## Description of the task
Retype exactly the lines that start at the line with "Serialize everything readable" and end at the final line, both included, and leave out every picture.

• • • • •

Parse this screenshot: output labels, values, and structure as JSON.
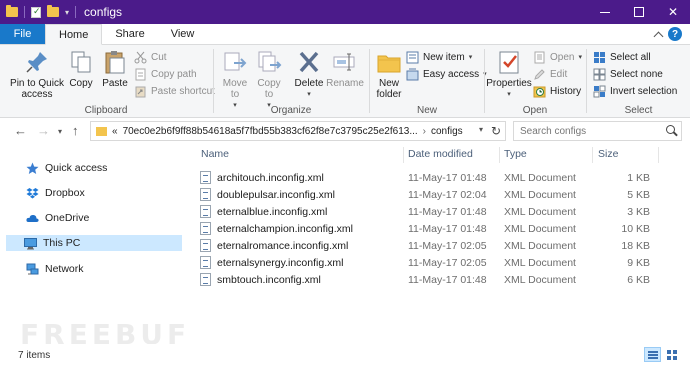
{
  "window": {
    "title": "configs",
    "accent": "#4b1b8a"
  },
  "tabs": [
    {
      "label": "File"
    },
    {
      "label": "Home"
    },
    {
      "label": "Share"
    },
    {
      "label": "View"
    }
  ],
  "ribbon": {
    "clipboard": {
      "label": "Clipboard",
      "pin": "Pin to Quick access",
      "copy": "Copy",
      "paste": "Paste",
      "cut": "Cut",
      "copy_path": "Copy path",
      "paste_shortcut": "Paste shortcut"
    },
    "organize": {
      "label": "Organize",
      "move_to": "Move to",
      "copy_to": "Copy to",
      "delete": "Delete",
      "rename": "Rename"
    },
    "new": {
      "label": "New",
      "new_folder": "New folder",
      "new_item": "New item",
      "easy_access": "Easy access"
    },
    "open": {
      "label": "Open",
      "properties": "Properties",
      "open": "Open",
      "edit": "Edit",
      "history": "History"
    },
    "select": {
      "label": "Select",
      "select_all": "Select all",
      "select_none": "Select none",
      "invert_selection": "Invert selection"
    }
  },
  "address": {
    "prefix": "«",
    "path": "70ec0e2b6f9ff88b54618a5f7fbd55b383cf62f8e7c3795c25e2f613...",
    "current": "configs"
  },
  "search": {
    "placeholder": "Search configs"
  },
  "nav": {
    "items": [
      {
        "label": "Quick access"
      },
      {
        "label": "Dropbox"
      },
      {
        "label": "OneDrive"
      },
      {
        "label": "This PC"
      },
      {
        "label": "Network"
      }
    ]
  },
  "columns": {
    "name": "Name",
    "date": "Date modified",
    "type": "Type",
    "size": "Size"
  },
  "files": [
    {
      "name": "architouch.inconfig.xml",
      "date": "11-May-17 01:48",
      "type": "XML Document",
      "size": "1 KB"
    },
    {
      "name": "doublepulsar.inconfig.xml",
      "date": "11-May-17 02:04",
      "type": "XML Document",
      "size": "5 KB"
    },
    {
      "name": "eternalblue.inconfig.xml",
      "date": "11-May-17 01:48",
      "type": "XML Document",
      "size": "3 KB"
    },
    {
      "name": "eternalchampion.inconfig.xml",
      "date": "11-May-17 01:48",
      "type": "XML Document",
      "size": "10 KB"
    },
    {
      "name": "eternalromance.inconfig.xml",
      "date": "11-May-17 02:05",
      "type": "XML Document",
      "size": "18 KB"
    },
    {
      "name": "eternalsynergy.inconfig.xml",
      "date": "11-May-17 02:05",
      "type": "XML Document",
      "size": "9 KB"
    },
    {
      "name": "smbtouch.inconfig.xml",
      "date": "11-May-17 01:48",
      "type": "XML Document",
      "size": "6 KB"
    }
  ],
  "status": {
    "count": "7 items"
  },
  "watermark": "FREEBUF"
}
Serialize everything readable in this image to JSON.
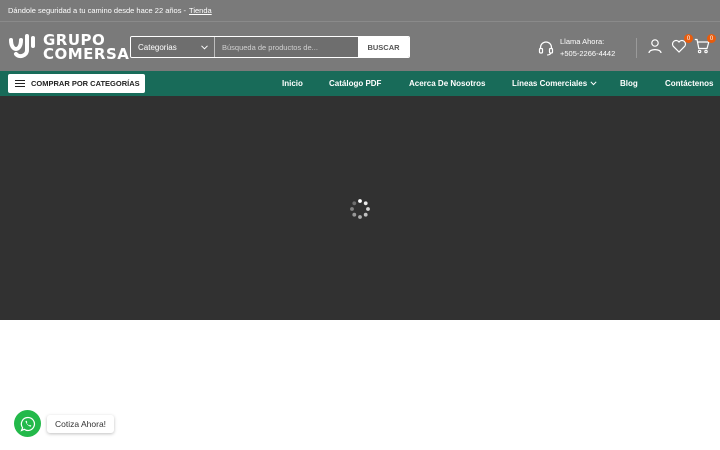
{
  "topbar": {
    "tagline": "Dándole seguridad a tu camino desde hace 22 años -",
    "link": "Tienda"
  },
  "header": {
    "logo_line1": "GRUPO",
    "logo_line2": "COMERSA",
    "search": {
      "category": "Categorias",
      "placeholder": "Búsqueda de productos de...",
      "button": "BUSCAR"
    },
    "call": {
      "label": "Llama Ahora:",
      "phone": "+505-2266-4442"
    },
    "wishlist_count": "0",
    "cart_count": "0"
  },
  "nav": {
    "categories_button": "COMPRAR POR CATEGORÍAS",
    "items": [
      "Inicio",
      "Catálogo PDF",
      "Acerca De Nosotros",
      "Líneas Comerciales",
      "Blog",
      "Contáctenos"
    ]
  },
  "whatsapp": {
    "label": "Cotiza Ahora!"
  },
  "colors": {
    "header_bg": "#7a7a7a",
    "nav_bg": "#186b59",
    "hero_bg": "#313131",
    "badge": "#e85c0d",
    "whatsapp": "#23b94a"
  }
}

• • • • •

## Correct answer
Serialize everything readable in this image to JSON.
{
  "topbar": {
    "tagline": "Dándole seguridad a tu camino desde hace 22 años -",
    "link": "Tienda"
  },
  "header": {
    "logo_line1": "GRUPO",
    "logo_line2": "COMERSA",
    "search": {
      "category": "Categorias",
      "placeholder": "Búsqueda de productos de...",
      "button": "BUSCAR"
    },
    "call": {
      "label": "Llama Ahora:",
      "phone": "+505-2266-4442"
    },
    "wishlist_count": "0",
    "cart_count": "0"
  },
  "nav": {
    "categories_button": "COMPRAR POR CATEGORÍAS",
    "items": [
      "Inicio",
      "Catálogo PDF",
      "Acerca De Nosotros",
      "Líneas Comerciales",
      "Blog",
      "Contáctenos"
    ]
  },
  "whatsapp": {
    "label": "Cotiza Ahora!"
  },
  "colors": {
    "header_bg": "#7a7a7a",
    "nav_bg": "#186b59",
    "hero_bg": "#313131",
    "badge": "#e85c0d",
    "whatsapp": "#23b94a"
  }
}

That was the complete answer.